DIRECTIONS FOR THIS TASK :: Please write out the material that follows, exactly as it stands.

GIVEN RECORDS ::
-*-

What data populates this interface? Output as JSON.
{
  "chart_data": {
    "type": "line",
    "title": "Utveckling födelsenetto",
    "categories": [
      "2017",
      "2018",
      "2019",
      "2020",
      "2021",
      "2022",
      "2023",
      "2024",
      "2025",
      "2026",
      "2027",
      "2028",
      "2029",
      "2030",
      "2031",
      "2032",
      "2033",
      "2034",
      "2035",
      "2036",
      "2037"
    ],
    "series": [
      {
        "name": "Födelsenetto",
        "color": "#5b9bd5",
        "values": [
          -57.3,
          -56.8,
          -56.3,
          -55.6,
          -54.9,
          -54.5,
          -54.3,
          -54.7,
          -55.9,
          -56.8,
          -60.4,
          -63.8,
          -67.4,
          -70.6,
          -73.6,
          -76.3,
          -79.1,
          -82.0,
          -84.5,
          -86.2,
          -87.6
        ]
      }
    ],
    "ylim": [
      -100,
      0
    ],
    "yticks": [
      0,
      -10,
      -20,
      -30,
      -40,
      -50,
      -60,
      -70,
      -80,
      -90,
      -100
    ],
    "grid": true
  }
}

-*-

TASK RESPONSE ::
What data populates this interface? Output as JSON.
{
  "chart_data": {
    "type": "line",
    "title": "Utveckling födelsenetto",
    "categories": [
      "2017",
      "2018",
      "2019",
      "2020",
      "2021",
      "2022",
      "2023",
      "2024",
      "2025",
      "2026",
      "2027",
      "2028",
      "2029",
      "2030",
      "2031",
      "2032",
      "2033",
      "2034",
      "2035",
      "2036",
      "2037"
    ],
    "series": [
      {
        "name": "Födelsenetto",
        "color": "#5b9bd5",
        "values": [
          -57.3,
          -56.8,
          -56.3,
          -55.6,
          -54.9,
          -54.5,
          -54.3,
          -54.7,
          -55.9,
          -56.8,
          -60.4,
          -63.8,
          -67.4,
          -70.6,
          -73.6,
          -76.3,
          -79.1,
          -82.0,
          -84.5,
          -86.2,
          -87.6
        ]
      }
    ],
    "ylim": [
      -100,
      0
    ],
    "yticks": [
      0,
      -10,
      -20,
      -30,
      -40,
      -50,
      -60,
      -70,
      -80,
      -90,
      -100
    ],
    "grid": true
  }
}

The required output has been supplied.